(WHAT TO PRODUCE) Repeat, without any change, the entries presented below.

——————————

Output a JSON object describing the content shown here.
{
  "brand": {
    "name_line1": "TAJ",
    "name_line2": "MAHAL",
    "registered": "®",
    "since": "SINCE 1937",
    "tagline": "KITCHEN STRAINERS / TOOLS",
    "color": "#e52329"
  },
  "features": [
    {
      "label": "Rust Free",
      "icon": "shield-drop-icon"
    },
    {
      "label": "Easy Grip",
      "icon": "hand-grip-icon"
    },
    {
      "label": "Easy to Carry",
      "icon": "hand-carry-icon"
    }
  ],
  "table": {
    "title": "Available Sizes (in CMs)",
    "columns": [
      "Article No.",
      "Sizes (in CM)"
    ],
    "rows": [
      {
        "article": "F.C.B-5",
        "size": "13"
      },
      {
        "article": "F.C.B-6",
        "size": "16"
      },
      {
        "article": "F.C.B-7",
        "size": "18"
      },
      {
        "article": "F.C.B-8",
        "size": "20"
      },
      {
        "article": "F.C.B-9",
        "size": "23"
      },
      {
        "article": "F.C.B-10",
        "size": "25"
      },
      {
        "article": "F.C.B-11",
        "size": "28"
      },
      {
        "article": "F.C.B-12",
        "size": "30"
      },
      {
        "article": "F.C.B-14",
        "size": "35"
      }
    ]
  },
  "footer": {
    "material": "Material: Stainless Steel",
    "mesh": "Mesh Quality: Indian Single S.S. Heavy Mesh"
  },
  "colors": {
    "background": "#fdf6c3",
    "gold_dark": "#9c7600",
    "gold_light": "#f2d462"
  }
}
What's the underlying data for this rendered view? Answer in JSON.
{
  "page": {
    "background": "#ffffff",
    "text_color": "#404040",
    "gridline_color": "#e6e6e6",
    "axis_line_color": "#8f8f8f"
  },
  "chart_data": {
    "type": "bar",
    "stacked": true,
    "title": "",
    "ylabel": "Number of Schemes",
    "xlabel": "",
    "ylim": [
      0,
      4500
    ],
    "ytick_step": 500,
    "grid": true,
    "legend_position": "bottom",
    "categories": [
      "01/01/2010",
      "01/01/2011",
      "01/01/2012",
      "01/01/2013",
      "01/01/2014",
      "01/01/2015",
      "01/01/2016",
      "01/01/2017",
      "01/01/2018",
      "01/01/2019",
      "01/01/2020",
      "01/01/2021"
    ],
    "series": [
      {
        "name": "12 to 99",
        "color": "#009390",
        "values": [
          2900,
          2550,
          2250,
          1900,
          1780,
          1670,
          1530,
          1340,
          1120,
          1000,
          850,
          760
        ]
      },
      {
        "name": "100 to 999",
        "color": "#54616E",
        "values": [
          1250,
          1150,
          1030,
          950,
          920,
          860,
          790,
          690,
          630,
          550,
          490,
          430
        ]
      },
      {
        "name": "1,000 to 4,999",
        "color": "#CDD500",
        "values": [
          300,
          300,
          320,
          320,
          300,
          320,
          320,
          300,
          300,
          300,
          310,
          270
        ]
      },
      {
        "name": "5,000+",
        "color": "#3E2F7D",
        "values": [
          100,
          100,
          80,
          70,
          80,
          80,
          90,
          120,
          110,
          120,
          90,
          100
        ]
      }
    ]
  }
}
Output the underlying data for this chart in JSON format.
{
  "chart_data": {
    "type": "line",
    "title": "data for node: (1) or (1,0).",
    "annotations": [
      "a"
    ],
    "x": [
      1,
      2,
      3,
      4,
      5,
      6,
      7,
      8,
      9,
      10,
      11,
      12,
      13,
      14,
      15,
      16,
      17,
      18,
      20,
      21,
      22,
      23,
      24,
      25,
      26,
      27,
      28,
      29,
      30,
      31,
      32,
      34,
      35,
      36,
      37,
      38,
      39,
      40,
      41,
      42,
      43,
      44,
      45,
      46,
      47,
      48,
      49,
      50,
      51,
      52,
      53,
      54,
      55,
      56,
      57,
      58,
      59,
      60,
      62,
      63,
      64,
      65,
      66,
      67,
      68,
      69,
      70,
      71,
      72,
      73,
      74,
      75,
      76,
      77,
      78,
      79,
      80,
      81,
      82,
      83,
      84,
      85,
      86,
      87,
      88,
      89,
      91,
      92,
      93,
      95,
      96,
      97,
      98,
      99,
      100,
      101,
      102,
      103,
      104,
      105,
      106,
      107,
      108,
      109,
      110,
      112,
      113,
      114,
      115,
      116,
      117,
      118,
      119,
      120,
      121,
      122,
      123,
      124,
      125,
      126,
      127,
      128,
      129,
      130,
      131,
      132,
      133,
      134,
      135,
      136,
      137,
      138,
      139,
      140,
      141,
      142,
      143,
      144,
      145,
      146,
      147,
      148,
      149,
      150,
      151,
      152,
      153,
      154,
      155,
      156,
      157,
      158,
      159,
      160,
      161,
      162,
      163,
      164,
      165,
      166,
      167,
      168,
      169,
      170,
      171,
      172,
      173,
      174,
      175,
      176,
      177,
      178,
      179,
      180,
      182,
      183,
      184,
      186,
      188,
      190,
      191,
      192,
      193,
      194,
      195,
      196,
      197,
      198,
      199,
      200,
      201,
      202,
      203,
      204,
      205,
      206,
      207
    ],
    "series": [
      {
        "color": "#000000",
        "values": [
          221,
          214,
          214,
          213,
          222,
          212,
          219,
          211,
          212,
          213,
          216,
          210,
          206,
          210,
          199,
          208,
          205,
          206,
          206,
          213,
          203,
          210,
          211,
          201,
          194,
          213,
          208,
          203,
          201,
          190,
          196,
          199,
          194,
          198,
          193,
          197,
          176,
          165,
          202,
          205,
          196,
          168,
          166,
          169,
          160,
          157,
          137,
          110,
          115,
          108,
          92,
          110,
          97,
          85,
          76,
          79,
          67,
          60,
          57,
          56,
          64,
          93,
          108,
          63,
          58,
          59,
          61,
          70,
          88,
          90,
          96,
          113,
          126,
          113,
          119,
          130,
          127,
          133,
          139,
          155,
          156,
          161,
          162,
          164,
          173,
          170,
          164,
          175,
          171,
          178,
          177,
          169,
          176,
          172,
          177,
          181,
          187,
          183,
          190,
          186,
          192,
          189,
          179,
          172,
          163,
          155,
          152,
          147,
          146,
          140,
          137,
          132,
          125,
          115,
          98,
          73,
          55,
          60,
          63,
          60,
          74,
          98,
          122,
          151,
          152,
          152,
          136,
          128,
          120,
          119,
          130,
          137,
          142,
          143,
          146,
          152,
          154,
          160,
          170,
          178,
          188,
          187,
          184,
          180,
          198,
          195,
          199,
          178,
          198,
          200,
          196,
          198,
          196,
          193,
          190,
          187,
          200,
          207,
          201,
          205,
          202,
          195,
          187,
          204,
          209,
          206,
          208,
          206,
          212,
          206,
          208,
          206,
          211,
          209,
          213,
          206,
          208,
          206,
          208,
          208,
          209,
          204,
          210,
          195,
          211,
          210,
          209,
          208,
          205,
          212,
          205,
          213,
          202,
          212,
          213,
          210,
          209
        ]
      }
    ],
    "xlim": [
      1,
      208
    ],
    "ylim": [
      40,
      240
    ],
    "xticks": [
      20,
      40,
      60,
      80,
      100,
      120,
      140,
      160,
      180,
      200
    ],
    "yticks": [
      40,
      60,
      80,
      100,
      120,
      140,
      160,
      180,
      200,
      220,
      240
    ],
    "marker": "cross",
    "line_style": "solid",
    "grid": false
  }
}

——————————

(COMPLETE OUTPUT)
Output a JSON object describing the content shown here.
{
  "brand": {
    "name_line1": "TAJ",
    "name_line2": "MAHAL",
    "registered": "®",
    "since": "SINCE 1937",
    "tagline": "KITCHEN STRAINERS / TOOLS",
    "color": "#e52329"
  },
  "features": [
    {
      "label": "Rust Free",
      "icon": "shield-drop-icon"
    },
    {
      "label": "Easy Grip",
      "icon": "hand-grip-icon"
    },
    {
      "label": "Easy to Carry",
      "icon": "hand-carry-icon"
    }
  ],
  "table": {
    "title": "Available Sizes (in CMs)",
    "columns": [
      "Article No.",
      "Sizes (in CM)"
    ],
    "rows": [
      {
        "article": "F.C.B-5",
        "size": "13"
      },
      {
        "article": "F.C.B-6",
        "size": "16"
      },
      {
        "article": "F.C.B-7",
        "size": "18"
      },
      {
        "article": "F.C.B-8",
        "size": "20"
      },
      {
        "article": "F.C.B-9",
        "size": "23"
      },
      {
        "article": "F.C.B-10",
        "size": "25"
      },
      {
        "article": "F.C.B-11",
        "size": "28"
      },
      {
        "article": "F.C.B-12",
        "size": "30"
      },
      {
        "article": "F.C.B-14",
        "size": "35"
      }
    ]
  },
  "footer": {
    "material": "Material: Stainless Steel",
    "mesh": "Mesh Quality: Indian Single S.S. Heavy Mesh"
  },
  "colors": {
    "background": "#fdf6c3",
    "gold_dark": "#9c7600",
    "gold_light": "#f2d462"
  }
}
What's the underlying data for this rendered view? Answer in JSON.
{
  "page": {
    "background": "#ffffff",
    "text_color": "#404040",
    "gridline_color": "#e6e6e6",
    "axis_line_color": "#8f8f8f"
  },
  "chart_data": {
    "type": "bar",
    "stacked": true,
    "title": "",
    "ylabel": "Number of Schemes",
    "xlabel": "",
    "ylim": [
      0,
      4500
    ],
    "ytick_step": 500,
    "grid": true,
    "legend_position": "bottom",
    "categories": [
      "01/01/2010",
      "01/01/2011",
      "01/01/2012",
      "01/01/2013",
      "01/01/2014",
      "01/01/2015",
      "01/01/2016",
      "01/01/2017",
      "01/01/2018",
      "01/01/2019",
      "01/01/2020",
      "01/01/2021"
    ],
    "series": [
      {
        "name": "12 to 99",
        "color": "#009390",
        "values": [
          2900,
          2550,
          2250,
          1900,
          1780,
          1670,
          1530,
          1340,
          1120,
          1000,
          850,
          760
        ]
      },
      {
        "name": "100 to 999",
        "color": "#54616E",
        "values": [
          1250,
          1150,
          1030,
          950,
          920,
          860,
          790,
          690,
          630,
          550,
          490,
          430
        ]
      },
      {
        "name": "1,000 to 4,999",
        "color": "#CDD500",
        "values": [
          300,
          300,
          320,
          320,
          300,
          320,
          320,
          300,
          300,
          300,
          310,
          270
        ]
      },
      {
        "name": "5,000+",
        "color": "#3E2F7D",
        "values": [
          100,
          100,
          80,
          70,
          80,
          80,
          90,
          120,
          110,
          120,
          90,
          100
        ]
      }
    ]
  }
}
Output the underlying data for this chart in JSON format.
{
  "chart_data": {
    "type": "line",
    "title": "data for node: (1) or (1,0).",
    "annotations": [
      "a"
    ],
    "x": [
      1,
      2,
      3,
      4,
      5,
      6,
      7,
      8,
      9,
      10,
      11,
      12,
      13,
      14,
      15,
      16,
      17,
      18,
      20,
      21,
      22,
      23,
      24,
      25,
      26,
      27,
      28,
      29,
      30,
      31,
      32,
      34,
      35,
      36,
      37,
      38,
      39,
      40,
      41,
      42,
      43,
      44,
      45,
      46,
      47,
      48,
      49,
      50,
      51,
      52,
      53,
      54,
      55,
      56,
      57,
      58,
      59,
      60,
      62,
      63,
      64,
      65,
      66,
      67,
      68,
      69,
      70,
      71,
      72,
      73,
      74,
      75,
      76,
      77,
      78,
      79,
      80,
      81,
      82,
      83,
      84,
      85,
      86,
      87,
      88,
      89,
      91,
      92,
      93,
      95,
      96,
      97,
      98,
      99,
      100,
      101,
      102,
      103,
      104,
      105,
      106,
      107,
      108,
      109,
      110,
      112,
      113,
      114,
      115,
      116,
      117,
      118,
      119,
      120,
      121,
      122,
      123,
      124,
      125,
      126,
      127,
      128,
      129,
      130,
      131,
      132,
      133,
      134,
      135,
      136,
      137,
      138,
      139,
      140,
      141,
      142,
      143,
      144,
      145,
      146,
      147,
      148,
      149,
      150,
      151,
      152,
      153,
      154,
      155,
      156,
      157,
      158,
      159,
      160,
      161,
      162,
      163,
      164,
      165,
      166,
      167,
      168,
      169,
      170,
      171,
      172,
      173,
      174,
      175,
      176,
      177,
      178,
      179,
      180,
      182,
      183,
      184,
      186,
      188,
      190,
      191,
      192,
      193,
      194,
      195,
      196,
      197,
      198,
      199,
      200,
      201,
      202,
      203,
      204,
      205,
      206,
      207
    ],
    "series": [
      {
        "color": "#000000",
        "values": [
          221,
          214,
          214,
          213,
          222,
          212,
          219,
          211,
          212,
          213,
          216,
          210,
          206,
          210,
          199,
          208,
          205,
          206,
          206,
          213,
          203,
          210,
          211,
          201,
          194,
          213,
          208,
          203,
          201,
          190,
          196,
          199,
          194,
          198,
          193,
          197,
          176,
          165,
          202,
          205,
          196,
          168,
          166,
          169,
          160,
          157,
          137,
          110,
          115,
          108,
          92,
          110,
          97,
          85,
          76,
          79,
          67,
          60,
          57,
          56,
          64,
          93,
          108,
          63,
          58,
          59,
          61,
          70,
          88,
          90,
          96,
          113,
          126,
          113,
          119,
          130,
          127,
          133,
          139,
          155,
          156,
          161,
          162,
          164,
          173,
          170,
          164,
          175,
          171,
          178,
          177,
          169,
          176,
          172,
          177,
          181,
          187,
          183,
          190,
          186,
          192,
          189,
          179,
          172,
          163,
          155,
          152,
          147,
          146,
          140,
          137,
          132,
          125,
          115,
          98,
          73,
          55,
          60,
          63,
          60,
          74,
          98,
          122,
          151,
          152,
          152,
          136,
          128,
          120,
          119,
          130,
          137,
          142,
          143,
          146,
          152,
          154,
          160,
          170,
          178,
          188,
          187,
          184,
          180,
          198,
          195,
          199,
          178,
          198,
          200,
          196,
          198,
          196,
          193,
          190,
          187,
          200,
          207,
          201,
          205,
          202,
          195,
          187,
          204,
          209,
          206,
          208,
          206,
          212,
          206,
          208,
          206,
          211,
          209,
          213,
          206,
          208,
          206,
          208,
          208,
          209,
          204,
          210,
          195,
          211,
          210,
          209,
          208,
          205,
          212,
          205,
          213,
          202,
          212,
          213,
          210,
          209
        ]
      }
    ],
    "xlim": [
      1,
      208
    ],
    "ylim": [
      40,
      240
    ],
    "xticks": [
      20,
      40,
      60,
      80,
      100,
      120,
      140,
      160,
      180,
      200
    ],
    "yticks": [
      40,
      60,
      80,
      100,
      120,
      140,
      160,
      180,
      200,
      220,
      240
    ],
    "marker": "cross",
    "line_style": "solid",
    "grid": false
  }
}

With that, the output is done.